* The problem
Search the material below for the string "JSON" and extract each line that has it.

* Dataset rows
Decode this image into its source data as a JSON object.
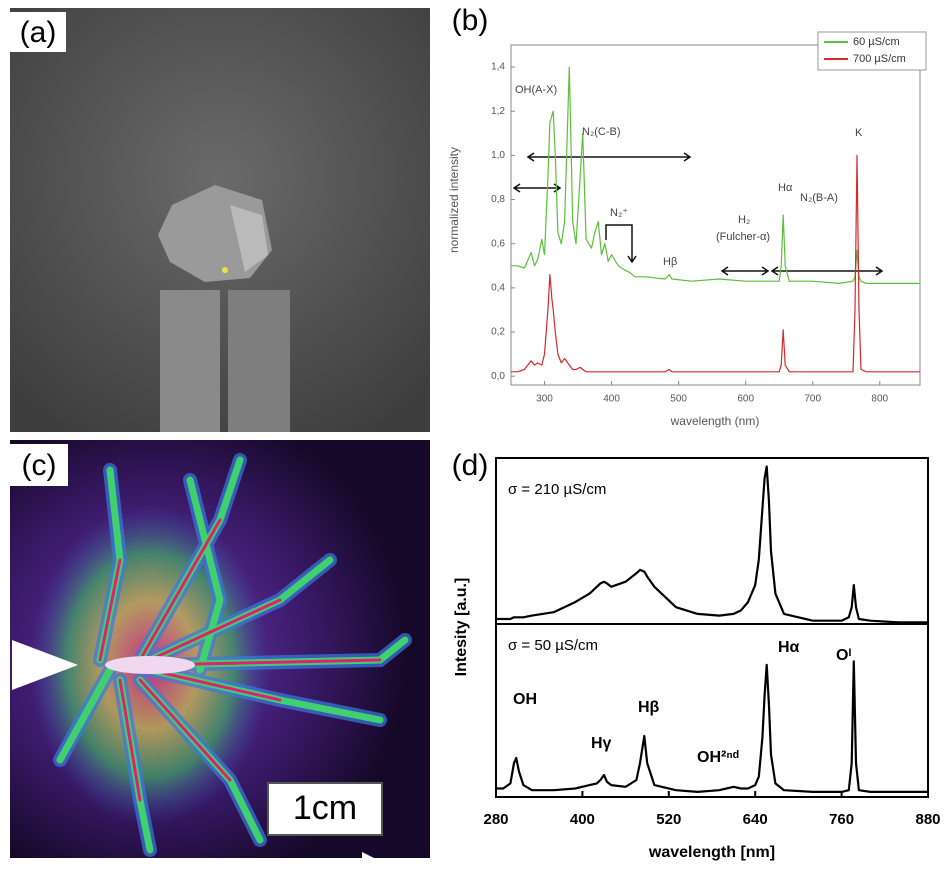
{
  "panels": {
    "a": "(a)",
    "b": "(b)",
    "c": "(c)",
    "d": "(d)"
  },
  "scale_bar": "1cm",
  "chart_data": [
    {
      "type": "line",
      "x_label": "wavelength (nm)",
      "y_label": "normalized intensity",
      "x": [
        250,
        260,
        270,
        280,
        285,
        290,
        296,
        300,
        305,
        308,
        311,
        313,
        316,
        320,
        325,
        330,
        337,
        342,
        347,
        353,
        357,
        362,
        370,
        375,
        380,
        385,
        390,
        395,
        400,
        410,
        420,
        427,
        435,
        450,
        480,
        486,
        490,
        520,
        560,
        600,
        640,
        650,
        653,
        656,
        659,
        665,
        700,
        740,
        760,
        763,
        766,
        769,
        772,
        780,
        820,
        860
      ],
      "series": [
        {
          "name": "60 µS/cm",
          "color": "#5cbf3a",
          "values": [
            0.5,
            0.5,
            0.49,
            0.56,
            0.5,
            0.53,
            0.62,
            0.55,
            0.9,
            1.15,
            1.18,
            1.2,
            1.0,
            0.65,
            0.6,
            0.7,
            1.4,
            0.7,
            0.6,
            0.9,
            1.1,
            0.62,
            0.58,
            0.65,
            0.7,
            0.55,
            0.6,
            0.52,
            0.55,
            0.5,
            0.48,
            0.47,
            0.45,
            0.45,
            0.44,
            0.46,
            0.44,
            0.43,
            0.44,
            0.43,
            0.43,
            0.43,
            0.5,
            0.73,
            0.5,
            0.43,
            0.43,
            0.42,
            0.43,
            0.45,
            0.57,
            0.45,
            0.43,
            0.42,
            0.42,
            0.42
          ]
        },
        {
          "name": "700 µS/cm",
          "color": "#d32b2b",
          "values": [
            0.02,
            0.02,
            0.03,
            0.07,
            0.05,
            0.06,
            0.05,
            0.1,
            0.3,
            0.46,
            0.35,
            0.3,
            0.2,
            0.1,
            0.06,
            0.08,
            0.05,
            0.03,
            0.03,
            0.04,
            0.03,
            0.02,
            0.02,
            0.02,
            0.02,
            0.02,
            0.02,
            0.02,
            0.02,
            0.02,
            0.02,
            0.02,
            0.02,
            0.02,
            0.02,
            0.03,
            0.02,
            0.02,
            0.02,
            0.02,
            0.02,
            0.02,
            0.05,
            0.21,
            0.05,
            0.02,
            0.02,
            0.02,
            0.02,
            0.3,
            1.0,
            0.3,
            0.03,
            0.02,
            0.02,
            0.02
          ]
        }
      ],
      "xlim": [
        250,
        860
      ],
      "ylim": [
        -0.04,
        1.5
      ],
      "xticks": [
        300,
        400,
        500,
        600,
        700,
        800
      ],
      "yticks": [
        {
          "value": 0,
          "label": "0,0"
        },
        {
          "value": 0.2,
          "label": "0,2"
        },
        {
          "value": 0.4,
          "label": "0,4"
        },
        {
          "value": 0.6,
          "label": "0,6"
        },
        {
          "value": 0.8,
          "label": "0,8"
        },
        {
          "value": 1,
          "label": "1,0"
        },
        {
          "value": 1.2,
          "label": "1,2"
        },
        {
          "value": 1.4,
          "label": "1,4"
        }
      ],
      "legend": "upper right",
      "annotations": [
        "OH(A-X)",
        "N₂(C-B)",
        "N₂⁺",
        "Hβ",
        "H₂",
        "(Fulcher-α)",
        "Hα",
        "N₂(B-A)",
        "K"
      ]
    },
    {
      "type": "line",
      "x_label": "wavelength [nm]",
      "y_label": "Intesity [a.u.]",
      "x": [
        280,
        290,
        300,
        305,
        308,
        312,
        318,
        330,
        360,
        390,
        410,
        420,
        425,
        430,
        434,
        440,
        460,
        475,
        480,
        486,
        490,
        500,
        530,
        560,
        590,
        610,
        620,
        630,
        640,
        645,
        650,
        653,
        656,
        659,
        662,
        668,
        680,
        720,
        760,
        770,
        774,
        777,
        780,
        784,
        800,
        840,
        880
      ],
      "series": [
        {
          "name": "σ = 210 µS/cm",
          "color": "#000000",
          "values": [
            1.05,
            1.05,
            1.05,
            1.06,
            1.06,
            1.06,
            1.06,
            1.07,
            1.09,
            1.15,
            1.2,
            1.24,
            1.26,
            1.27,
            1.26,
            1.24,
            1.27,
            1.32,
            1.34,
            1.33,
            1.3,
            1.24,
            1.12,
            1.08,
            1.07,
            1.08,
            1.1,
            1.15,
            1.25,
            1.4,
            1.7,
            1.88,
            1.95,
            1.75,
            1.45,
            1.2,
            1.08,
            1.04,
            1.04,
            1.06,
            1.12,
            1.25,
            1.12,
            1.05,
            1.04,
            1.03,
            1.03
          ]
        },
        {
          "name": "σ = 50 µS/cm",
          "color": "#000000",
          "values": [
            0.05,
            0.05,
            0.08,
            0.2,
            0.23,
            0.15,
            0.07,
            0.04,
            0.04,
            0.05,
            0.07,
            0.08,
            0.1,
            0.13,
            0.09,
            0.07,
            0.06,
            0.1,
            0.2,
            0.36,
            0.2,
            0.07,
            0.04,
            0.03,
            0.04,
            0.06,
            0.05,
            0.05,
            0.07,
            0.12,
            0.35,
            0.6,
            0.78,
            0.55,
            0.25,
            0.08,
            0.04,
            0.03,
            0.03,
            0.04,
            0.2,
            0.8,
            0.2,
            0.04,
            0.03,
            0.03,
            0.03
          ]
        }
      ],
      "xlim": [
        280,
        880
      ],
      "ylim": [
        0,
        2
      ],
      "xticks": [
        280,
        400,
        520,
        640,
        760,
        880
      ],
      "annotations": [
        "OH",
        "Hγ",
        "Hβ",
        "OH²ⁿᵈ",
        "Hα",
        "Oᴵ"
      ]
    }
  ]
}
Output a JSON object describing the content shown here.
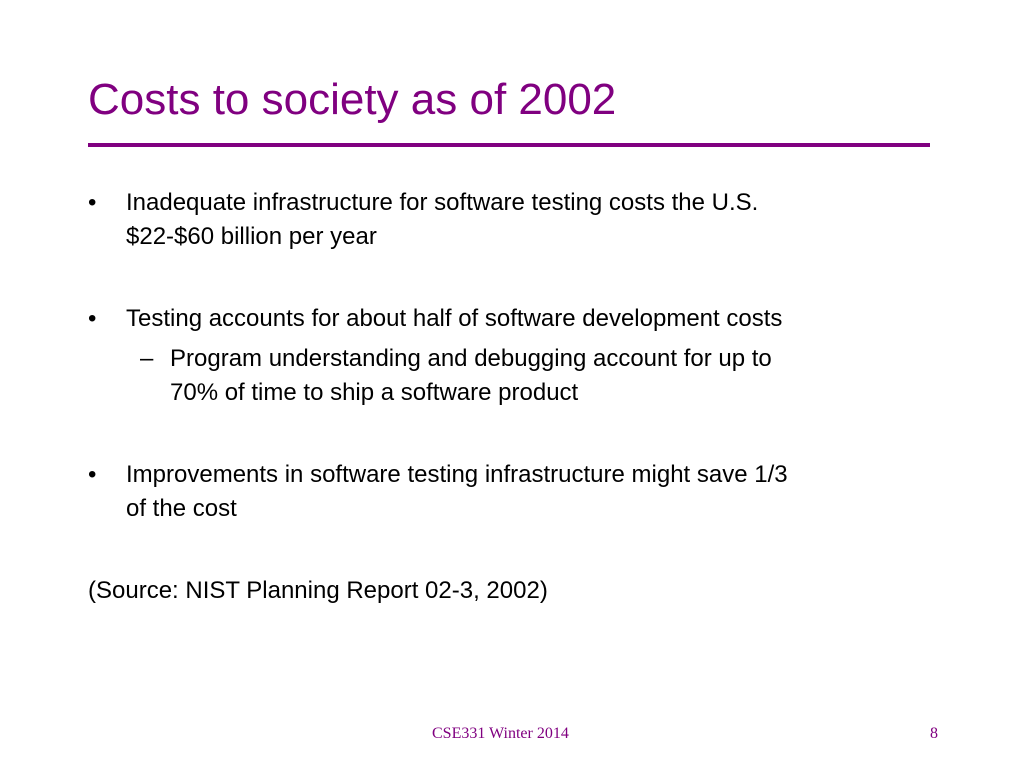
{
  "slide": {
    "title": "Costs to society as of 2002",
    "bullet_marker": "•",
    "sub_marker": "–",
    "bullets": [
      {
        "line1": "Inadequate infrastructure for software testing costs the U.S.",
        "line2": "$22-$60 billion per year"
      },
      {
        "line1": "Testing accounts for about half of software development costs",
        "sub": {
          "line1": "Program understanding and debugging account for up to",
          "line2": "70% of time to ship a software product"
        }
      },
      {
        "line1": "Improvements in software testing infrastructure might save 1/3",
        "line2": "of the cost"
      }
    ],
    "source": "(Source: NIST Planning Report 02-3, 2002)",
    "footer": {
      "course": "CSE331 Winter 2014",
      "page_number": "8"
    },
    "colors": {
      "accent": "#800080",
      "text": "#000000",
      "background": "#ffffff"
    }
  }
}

* Problem solution
Decode this image into its source data as a JSON object.
Output a JSON object describing the content shown here.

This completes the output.